-------- Supplied data

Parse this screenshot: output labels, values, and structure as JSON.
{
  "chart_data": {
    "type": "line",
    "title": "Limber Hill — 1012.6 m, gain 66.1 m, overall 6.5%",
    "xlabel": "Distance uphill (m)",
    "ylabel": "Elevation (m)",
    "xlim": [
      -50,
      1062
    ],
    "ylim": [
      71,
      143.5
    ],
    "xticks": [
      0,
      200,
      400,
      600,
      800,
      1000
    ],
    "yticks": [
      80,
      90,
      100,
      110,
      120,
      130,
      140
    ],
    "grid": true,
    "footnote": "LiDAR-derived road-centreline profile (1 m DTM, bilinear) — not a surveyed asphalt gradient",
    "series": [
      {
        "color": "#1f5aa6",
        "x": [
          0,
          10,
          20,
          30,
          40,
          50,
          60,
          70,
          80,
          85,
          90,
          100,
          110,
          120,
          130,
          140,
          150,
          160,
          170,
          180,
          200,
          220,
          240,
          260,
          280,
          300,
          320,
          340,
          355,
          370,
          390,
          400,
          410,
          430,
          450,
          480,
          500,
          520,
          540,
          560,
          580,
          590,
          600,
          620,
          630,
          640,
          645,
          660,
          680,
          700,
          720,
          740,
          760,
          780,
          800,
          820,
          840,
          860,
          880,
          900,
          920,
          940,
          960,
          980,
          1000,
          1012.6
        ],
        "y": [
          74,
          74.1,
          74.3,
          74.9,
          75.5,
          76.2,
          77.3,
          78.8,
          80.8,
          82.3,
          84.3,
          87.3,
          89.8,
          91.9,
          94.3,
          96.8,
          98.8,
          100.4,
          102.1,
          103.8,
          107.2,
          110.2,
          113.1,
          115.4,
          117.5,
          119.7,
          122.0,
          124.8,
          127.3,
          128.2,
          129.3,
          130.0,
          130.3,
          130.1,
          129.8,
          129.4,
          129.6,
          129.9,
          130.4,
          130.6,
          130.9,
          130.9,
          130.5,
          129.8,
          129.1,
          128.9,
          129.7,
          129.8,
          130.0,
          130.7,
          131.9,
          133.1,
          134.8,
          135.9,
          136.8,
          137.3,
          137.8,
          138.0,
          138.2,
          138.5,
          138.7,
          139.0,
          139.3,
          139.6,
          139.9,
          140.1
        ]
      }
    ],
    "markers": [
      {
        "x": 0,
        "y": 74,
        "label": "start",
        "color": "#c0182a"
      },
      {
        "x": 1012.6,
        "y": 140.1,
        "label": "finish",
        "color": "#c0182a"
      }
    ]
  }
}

----------------

Each of the records should be retyped exactly.

Parse this screenshot: output labels, values, and structure as JSON.
{
  "chart_data": {
    "type": "line",
    "title": "Limber Hill — 1012.6 m, gain 66.1 m, overall 6.5%",
    "xlabel": "Distance uphill (m)",
    "ylabel": "Elevation (m)",
    "xlim": [
      -50,
      1062
    ],
    "ylim": [
      71,
      143.5
    ],
    "xticks": [
      0,
      200,
      400,
      600,
      800,
      1000
    ],
    "yticks": [
      80,
      90,
      100,
      110,
      120,
      130,
      140
    ],
    "grid": true,
    "footnote": "LiDAR-derived road-centreline profile (1 m DTM, bilinear) — not a surveyed asphalt gradient",
    "series": [
      {
        "color": "#1f5aa6",
        "x": [
          0,
          10,
          20,
          30,
          40,
          50,
          60,
          70,
          80,
          85,
          90,
          100,
          110,
          120,
          130,
          140,
          150,
          160,
          170,
          180,
          200,
          220,
          240,
          260,
          280,
          300,
          320,
          340,
          355,
          370,
          390,
          400,
          410,
          430,
          450,
          480,
          500,
          520,
          540,
          560,
          580,
          590,
          600,
          620,
          630,
          640,
          645,
          660,
          680,
          700,
          720,
          740,
          760,
          780,
          800,
          820,
          840,
          860,
          880,
          900,
          920,
          940,
          960,
          980,
          1000,
          1012.6
        ],
        "y": [
          74,
          74.1,
          74.3,
          74.9,
          75.5,
          76.2,
          77.3,
          78.8,
          80.8,
          82.3,
          84.3,
          87.3,
          89.8,
          91.9,
          94.3,
          96.8,
          98.8,
          100.4,
          102.1,
          103.8,
          107.2,
          110.2,
          113.1,
          115.4,
          117.5,
          119.7,
          122.0,
          124.8,
          127.3,
          128.2,
          129.3,
          130.0,
          130.3,
          130.1,
          129.8,
          129.4,
          129.6,
          129.9,
          130.4,
          130.6,
          130.9,
          130.9,
          130.5,
          129.8,
          129.1,
          128.9,
          129.7,
          129.8,
          130.0,
          130.7,
          131.9,
          133.1,
          134.8,
          135.9,
          136.8,
          137.3,
          137.8,
          138.0,
          138.2,
          138.5,
          138.7,
          139.0,
          139.3,
          139.6,
          139.9,
          140.1
        ]
      }
    ],
    "markers": [
      {
        "x": 0,
        "y": 74,
        "label": "start",
        "color": "#c0182a"
      },
      {
        "x": 1012.6,
        "y": 140.1,
        "label": "finish",
        "color": "#c0182a"
      }
    ]
  }
}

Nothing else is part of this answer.